**Material supplied:**
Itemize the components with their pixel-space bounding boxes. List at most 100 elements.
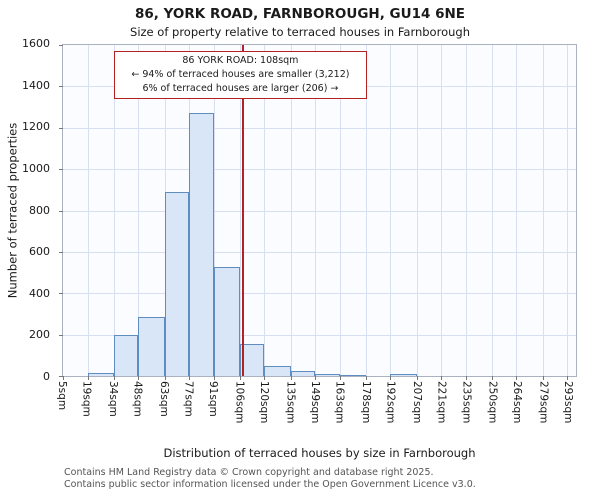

--

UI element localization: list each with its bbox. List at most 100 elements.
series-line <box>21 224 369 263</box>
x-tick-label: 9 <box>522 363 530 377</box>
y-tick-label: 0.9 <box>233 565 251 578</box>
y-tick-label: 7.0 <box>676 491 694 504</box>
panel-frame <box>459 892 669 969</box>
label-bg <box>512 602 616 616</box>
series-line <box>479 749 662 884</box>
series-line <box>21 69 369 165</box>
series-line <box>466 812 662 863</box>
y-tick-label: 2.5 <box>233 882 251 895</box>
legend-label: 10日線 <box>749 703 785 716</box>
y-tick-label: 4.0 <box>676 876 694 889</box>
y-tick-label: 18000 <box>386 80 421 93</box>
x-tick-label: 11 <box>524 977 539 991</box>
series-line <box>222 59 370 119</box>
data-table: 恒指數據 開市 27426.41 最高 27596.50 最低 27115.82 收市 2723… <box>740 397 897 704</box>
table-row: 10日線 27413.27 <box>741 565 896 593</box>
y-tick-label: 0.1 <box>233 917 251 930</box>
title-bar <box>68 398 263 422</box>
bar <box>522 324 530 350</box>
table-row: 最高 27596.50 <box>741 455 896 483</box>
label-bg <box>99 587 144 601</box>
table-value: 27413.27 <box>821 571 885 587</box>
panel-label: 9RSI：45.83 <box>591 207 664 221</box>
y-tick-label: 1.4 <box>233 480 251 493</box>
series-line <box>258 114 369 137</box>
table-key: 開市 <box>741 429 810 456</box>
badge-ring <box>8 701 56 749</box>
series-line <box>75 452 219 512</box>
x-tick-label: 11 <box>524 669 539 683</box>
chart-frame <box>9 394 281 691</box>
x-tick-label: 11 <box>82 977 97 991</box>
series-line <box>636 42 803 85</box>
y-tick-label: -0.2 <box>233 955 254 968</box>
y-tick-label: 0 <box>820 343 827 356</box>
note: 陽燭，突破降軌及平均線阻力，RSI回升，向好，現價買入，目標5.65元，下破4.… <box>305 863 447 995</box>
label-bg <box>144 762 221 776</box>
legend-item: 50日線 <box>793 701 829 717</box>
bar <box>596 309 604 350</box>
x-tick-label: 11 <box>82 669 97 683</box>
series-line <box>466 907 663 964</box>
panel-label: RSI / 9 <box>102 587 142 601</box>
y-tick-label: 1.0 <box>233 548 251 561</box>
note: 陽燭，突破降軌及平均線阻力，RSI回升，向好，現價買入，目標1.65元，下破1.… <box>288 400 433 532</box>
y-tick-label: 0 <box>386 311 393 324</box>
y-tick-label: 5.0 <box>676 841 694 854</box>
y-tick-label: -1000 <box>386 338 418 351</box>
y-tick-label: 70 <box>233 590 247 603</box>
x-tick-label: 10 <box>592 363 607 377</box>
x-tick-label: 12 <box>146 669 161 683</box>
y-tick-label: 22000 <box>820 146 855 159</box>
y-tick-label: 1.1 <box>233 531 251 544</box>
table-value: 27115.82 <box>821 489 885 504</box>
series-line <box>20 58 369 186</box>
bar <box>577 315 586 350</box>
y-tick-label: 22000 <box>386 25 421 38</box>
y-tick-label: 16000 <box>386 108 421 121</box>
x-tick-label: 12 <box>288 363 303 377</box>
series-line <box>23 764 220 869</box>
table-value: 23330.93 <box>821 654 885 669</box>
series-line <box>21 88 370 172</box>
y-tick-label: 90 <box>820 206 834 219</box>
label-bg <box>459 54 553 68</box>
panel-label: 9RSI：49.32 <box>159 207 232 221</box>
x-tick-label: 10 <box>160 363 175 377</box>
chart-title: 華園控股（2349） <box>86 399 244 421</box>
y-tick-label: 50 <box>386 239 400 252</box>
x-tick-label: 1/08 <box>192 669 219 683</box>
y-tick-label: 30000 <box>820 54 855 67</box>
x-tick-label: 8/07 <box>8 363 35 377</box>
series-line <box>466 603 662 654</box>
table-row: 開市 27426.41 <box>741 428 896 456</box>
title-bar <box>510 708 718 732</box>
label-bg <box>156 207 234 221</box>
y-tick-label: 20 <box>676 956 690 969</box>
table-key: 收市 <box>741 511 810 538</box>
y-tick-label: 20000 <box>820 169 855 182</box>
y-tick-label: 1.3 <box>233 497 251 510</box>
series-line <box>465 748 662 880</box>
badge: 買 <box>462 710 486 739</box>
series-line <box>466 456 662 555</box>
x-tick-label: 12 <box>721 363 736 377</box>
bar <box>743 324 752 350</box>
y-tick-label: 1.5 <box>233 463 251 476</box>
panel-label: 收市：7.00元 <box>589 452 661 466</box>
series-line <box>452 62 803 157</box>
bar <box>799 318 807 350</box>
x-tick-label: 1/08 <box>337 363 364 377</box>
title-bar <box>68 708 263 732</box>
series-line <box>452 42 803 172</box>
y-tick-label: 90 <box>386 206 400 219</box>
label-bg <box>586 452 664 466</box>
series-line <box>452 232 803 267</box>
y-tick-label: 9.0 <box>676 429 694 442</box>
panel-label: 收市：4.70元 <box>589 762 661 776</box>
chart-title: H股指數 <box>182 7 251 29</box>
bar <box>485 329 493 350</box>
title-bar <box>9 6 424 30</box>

**Directions for this task:**
Reproduce the material verbatim, beginning with the line containing "UI element localization: list" and continuing through the line containing "panel-frame <box>459 892 669 969</box>", both included.

**Result of the task:**
UI element localization: list each with its bbox. List at most 100 elements.
series-line <box>21 224 369 263</box>
x-tick-label: 9 <box>522 363 530 377</box>
y-tick-label: 0.9 <box>233 565 251 578</box>
y-tick-label: 7.0 <box>676 491 694 504</box>
panel-frame <box>459 892 669 969</box>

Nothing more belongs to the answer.